What is asked. Both ends included, set down the lines from the line containing "Give me the" through the last line of the records below, without pictures.
□ □ □ □ □
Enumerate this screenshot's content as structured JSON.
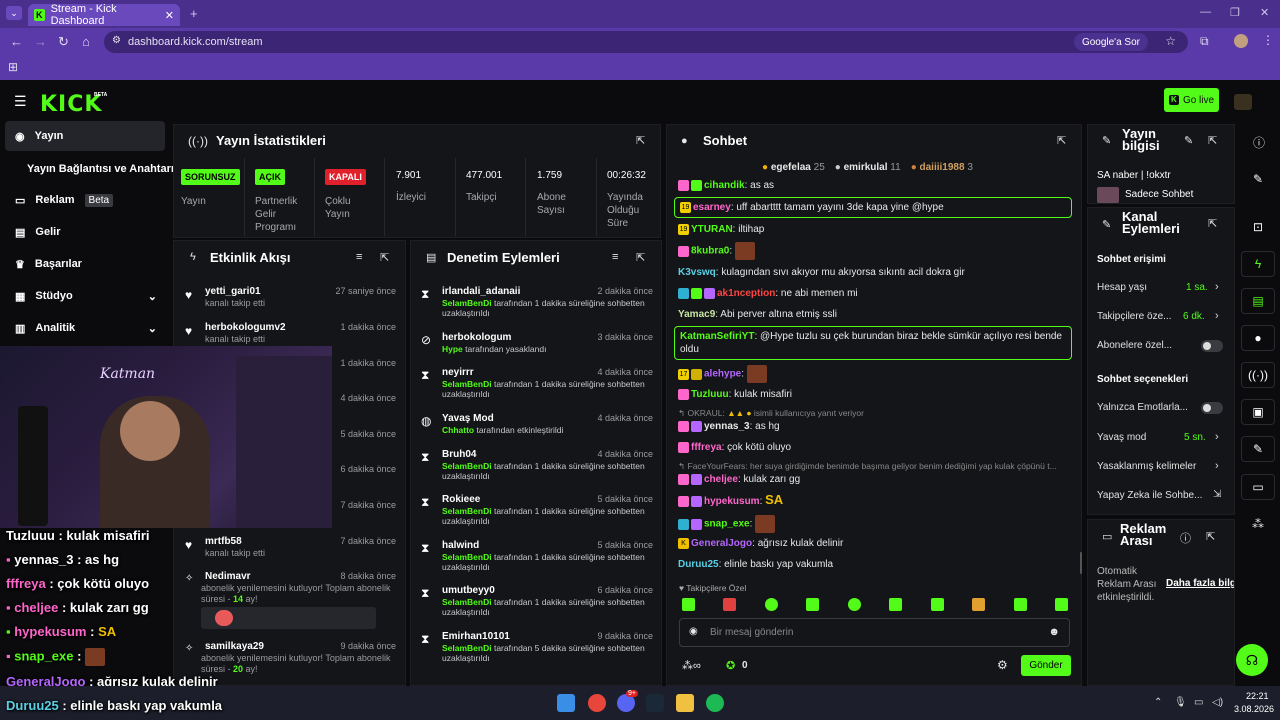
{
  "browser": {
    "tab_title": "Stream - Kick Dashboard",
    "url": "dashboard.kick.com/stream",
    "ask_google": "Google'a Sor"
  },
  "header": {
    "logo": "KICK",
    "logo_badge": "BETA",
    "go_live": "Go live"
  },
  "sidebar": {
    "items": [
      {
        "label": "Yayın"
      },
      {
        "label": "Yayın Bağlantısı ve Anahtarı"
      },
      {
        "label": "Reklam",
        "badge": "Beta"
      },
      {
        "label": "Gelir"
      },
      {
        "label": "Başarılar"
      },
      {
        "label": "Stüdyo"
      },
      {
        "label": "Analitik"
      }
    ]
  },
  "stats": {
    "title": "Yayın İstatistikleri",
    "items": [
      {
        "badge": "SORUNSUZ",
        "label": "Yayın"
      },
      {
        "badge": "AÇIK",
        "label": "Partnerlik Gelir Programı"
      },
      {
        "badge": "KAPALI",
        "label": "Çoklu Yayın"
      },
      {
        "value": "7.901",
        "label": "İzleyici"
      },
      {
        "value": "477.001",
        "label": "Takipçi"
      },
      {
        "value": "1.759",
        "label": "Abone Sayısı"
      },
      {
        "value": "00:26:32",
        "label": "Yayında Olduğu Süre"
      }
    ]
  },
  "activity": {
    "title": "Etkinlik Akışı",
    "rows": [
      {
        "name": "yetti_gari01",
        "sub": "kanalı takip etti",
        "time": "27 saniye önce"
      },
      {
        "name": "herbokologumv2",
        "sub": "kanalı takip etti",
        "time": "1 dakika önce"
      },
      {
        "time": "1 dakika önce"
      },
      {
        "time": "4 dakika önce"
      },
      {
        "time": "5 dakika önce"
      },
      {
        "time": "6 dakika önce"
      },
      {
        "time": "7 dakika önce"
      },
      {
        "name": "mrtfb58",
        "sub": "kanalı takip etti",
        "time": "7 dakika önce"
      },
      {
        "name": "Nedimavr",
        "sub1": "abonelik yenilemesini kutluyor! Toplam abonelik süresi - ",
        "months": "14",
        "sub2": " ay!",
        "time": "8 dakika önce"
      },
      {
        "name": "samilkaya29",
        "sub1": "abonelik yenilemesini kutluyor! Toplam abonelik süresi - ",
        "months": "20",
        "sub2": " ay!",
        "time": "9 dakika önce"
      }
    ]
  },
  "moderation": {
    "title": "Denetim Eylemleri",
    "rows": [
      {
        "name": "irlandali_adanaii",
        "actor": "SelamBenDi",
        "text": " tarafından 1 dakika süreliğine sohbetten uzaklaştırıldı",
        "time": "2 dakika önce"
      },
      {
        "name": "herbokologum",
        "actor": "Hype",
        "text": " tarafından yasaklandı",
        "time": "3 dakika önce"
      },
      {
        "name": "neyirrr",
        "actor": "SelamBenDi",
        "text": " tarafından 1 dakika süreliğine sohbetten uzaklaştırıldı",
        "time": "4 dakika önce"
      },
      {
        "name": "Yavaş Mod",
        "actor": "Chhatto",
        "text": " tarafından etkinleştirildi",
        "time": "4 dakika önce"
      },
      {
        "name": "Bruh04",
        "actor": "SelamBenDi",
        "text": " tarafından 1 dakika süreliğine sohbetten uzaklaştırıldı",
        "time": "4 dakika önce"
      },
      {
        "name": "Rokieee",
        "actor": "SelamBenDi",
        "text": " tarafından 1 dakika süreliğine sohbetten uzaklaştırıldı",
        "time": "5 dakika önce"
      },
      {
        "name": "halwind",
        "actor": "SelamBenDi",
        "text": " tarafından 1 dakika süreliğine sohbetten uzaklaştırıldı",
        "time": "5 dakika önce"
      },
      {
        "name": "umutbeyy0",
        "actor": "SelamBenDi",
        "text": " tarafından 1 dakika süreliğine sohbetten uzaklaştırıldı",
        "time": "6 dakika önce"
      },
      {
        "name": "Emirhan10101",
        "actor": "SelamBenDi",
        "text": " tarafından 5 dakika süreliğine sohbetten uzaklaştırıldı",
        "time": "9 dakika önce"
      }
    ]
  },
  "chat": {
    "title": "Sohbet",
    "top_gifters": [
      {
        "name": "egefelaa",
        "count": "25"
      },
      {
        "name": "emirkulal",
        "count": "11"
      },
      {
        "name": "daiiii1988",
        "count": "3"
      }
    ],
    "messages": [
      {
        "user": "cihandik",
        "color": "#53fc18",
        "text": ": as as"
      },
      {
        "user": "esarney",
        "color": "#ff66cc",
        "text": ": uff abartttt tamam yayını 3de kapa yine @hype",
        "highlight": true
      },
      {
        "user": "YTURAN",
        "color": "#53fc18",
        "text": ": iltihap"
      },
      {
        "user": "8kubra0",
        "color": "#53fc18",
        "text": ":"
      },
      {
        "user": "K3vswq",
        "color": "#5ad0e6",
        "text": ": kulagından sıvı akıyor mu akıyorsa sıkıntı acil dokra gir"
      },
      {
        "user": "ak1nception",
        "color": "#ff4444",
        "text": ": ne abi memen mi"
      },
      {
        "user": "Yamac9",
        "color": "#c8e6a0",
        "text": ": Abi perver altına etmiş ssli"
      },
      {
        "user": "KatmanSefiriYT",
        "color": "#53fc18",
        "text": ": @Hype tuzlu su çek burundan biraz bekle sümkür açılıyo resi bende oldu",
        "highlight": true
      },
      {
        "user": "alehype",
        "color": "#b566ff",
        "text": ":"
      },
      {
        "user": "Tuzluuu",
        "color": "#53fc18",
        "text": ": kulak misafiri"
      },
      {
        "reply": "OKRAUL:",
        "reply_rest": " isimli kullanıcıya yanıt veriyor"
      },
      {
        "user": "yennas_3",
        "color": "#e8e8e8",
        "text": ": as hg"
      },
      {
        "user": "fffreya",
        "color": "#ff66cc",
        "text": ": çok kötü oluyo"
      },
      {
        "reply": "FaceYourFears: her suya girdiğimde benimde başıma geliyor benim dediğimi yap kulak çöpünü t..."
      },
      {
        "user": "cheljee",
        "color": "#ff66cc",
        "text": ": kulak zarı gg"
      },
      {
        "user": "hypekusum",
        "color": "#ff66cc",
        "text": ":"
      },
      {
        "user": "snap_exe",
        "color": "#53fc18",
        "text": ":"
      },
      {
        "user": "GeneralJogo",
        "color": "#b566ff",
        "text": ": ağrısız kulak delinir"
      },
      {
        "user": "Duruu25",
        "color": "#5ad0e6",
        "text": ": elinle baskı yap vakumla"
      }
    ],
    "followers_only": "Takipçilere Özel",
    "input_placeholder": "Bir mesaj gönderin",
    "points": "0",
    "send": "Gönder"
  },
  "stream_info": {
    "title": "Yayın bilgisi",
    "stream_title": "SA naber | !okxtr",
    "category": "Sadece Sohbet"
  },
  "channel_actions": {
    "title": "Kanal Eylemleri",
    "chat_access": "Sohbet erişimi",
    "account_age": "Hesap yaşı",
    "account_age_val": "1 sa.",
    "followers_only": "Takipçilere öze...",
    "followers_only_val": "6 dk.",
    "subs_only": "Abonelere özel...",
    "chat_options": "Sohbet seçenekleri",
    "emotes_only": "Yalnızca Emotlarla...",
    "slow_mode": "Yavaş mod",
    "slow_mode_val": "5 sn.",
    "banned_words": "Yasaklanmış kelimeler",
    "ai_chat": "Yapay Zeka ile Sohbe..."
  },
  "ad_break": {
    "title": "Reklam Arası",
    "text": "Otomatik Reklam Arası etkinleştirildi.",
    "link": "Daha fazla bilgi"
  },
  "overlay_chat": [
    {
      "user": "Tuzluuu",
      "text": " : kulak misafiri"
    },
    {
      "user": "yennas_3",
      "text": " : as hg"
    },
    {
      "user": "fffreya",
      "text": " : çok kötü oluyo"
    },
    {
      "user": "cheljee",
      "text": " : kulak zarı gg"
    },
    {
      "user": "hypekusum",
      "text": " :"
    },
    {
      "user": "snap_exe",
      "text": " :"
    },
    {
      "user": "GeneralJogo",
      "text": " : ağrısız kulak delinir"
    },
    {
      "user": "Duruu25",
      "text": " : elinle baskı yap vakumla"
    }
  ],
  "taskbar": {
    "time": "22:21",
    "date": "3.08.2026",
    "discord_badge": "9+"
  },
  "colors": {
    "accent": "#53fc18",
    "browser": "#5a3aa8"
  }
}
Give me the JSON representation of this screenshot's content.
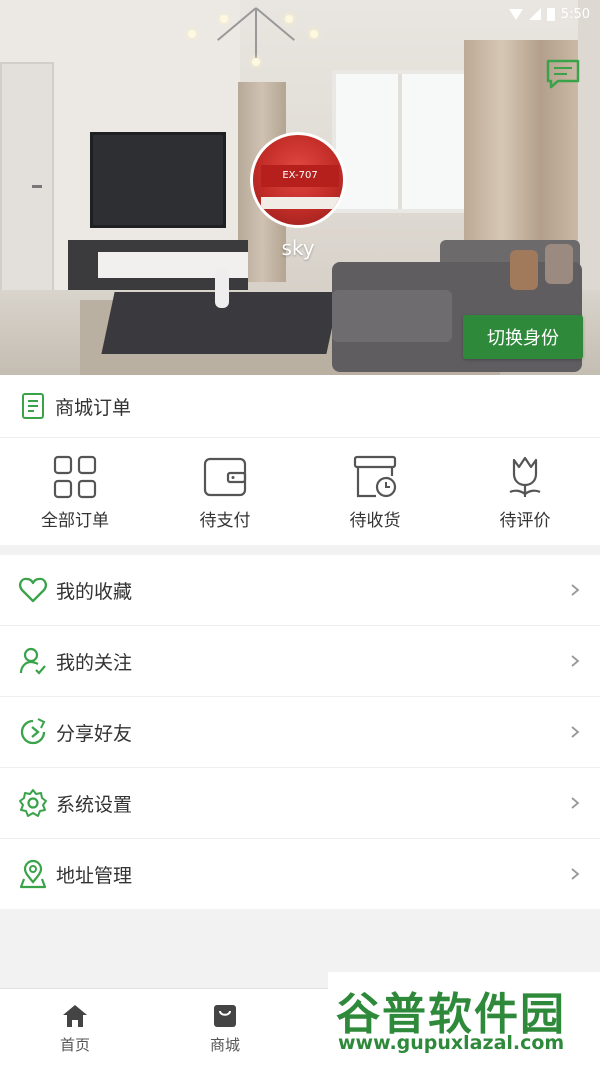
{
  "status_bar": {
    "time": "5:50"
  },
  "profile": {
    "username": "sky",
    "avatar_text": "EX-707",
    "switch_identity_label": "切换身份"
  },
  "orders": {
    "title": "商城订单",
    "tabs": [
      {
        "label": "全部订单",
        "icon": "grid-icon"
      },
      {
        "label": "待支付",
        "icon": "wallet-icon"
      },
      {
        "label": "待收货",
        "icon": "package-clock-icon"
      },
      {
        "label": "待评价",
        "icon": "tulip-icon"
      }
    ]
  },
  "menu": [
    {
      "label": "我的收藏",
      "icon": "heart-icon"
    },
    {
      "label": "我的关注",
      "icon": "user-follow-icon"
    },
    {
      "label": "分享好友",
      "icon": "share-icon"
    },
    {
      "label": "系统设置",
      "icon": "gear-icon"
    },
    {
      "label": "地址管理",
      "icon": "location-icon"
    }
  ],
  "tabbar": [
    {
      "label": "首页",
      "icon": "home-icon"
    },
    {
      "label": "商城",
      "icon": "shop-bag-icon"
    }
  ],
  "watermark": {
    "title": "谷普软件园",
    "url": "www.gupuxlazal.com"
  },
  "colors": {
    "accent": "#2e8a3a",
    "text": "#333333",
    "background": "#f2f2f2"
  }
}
□ □ □ □ □
Task result.
Give me the JSON representation of this screenshot's content.
{
  "status_bar": {
    "time": "5:50"
  },
  "profile": {
    "username": "sky",
    "avatar_text": "EX-707",
    "switch_identity_label": "切换身份"
  },
  "orders": {
    "title": "商城订单",
    "tabs": [
      {
        "label": "全部订单",
        "icon": "grid-icon"
      },
      {
        "label": "待支付",
        "icon": "wallet-icon"
      },
      {
        "label": "待收货",
        "icon": "package-clock-icon"
      },
      {
        "label": "待评价",
        "icon": "tulip-icon"
      }
    ]
  },
  "menu": [
    {
      "label": "我的收藏",
      "icon": "heart-icon"
    },
    {
      "label": "我的关注",
      "icon": "user-follow-icon"
    },
    {
      "label": "分享好友",
      "icon": "share-icon"
    },
    {
      "label": "系统设置",
      "icon": "gear-icon"
    },
    {
      "label": "地址管理",
      "icon": "location-icon"
    }
  ],
  "tabbar": [
    {
      "label": "首页",
      "icon": "home-icon"
    },
    {
      "label": "商城",
      "icon": "shop-bag-icon"
    }
  ],
  "watermark": {
    "title": "谷普软件园",
    "url": "www.gupuxlazal.com"
  },
  "colors": {
    "accent": "#2e8a3a",
    "text": "#333333",
    "background": "#f2f2f2"
  }
}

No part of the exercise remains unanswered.